Task description: Keep every line where the word "INTi" appears; drop the rest.

(Stored records)
## Start
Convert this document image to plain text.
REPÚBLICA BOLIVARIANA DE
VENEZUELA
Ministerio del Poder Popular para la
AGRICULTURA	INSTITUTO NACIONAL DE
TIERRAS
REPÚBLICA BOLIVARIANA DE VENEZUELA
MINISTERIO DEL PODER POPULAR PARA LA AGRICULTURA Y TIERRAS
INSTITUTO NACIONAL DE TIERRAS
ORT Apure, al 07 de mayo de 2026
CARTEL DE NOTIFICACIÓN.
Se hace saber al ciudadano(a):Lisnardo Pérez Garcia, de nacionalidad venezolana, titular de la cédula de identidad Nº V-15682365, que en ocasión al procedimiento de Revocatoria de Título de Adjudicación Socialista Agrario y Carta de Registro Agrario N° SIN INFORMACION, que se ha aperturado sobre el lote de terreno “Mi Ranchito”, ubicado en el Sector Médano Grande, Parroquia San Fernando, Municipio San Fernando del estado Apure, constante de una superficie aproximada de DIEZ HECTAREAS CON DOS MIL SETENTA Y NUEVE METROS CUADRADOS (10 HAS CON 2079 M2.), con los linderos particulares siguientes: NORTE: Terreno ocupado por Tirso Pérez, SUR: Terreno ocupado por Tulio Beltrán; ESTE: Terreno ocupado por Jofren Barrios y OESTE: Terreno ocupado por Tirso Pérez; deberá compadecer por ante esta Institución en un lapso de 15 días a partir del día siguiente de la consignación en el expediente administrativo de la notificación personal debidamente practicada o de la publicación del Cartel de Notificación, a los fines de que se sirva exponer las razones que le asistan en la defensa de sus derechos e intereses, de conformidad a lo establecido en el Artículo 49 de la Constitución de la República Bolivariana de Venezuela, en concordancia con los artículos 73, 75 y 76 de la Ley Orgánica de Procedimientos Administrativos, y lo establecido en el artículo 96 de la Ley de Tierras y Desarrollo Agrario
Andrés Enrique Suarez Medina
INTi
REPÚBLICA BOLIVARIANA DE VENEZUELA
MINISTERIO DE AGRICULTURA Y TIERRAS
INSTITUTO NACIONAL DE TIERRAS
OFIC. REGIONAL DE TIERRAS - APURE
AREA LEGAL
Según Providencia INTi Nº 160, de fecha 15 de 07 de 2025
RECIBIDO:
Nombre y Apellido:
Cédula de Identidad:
## End
The result:
INTi
Según Providencia INTi Nº 160, de fecha 15 de 07 de 2025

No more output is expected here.